2017-06-07 23:05:38

by Mikulas Patocka

[permalink] [raw]
Subject: [PATCH] md: don't use flush_signals in userspace processes

The function flush_signals clears all pending signals for the process. It
may be used by kernel threads when we need to prepare a kernel thread for
responding to signals. However using this function for an userspaces
processes is incorrect - clearing signals without the program expecting it
can cause misbehavior.

The raid1 and raid5 code uses flush_signals in its request routine because
it wants to prepare for an interruptible wait. This patch drops
flush_signals and uses sigprocmask instead to block all signals (including
SIGKILL) around the schedule() call. The signals are not lost, but the
schedule() call won't respond to them.

Signed-off-by: Mikulas Patocka <[email protected]>
Cc: [email protected]

---
drivers/md/raid1.c | 5 ++++-
drivers/md/raid5.c | 5 ++++-
2 files changed, 8 insertions(+), 2 deletions(-)

PROBLEM TO WORK ON:
Reproduce the patch message word for word, everything from "by Mikulas Patocka" down to "can cause misbehavior.". The entries are separate material and are not part of the patch message.

DATA SHOWN:
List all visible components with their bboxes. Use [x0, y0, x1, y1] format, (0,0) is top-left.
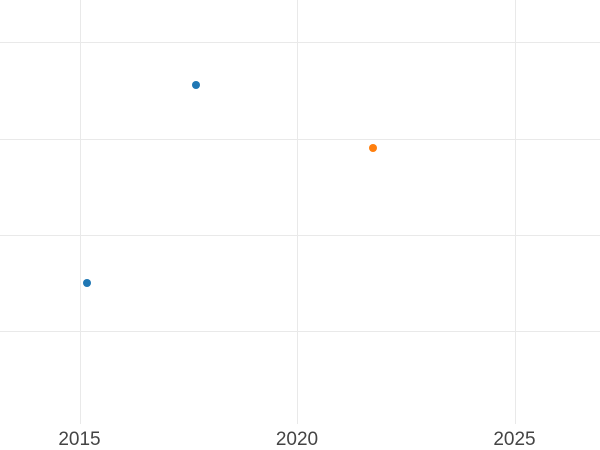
data-point-series-orange: [369, 144, 377, 152]
gridline-vertical: [297, 0, 298, 424]
data-point-series-blue: [83, 279, 91, 287]
x-axis-tick-label: 2015: [58, 429, 101, 450]
gridline-vertical: [514, 0, 516, 424]
x-axis-tick-label: 2020: [275, 429, 319, 450]
x-axis-tick-label: 2025: [493, 429, 536, 450]
gridline-vertical: [79, 0, 81, 424]
data-point-series-blue: [192, 81, 200, 89]
gridline-horizontal: [0, 234, 600, 236]
gridline-horizontal: [0, 330, 600, 332]
gridline-horizontal: [0, 42, 600, 43]
gridline-horizontal: [0, 138, 600, 140]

ANSWER:
by Mikulas Patocka

[permalink] [raw]
Subject: [PATCH] md: don't use flush_signals in userspace processes

The function flush_signals clears all pending signals for the process. It
may be used by kernel threads when we need to prepare a kernel thread for
responding to signals. However using this function for an userspaces
processes is incorrect - clearing signals without the program expecting it
can cause misbehavior.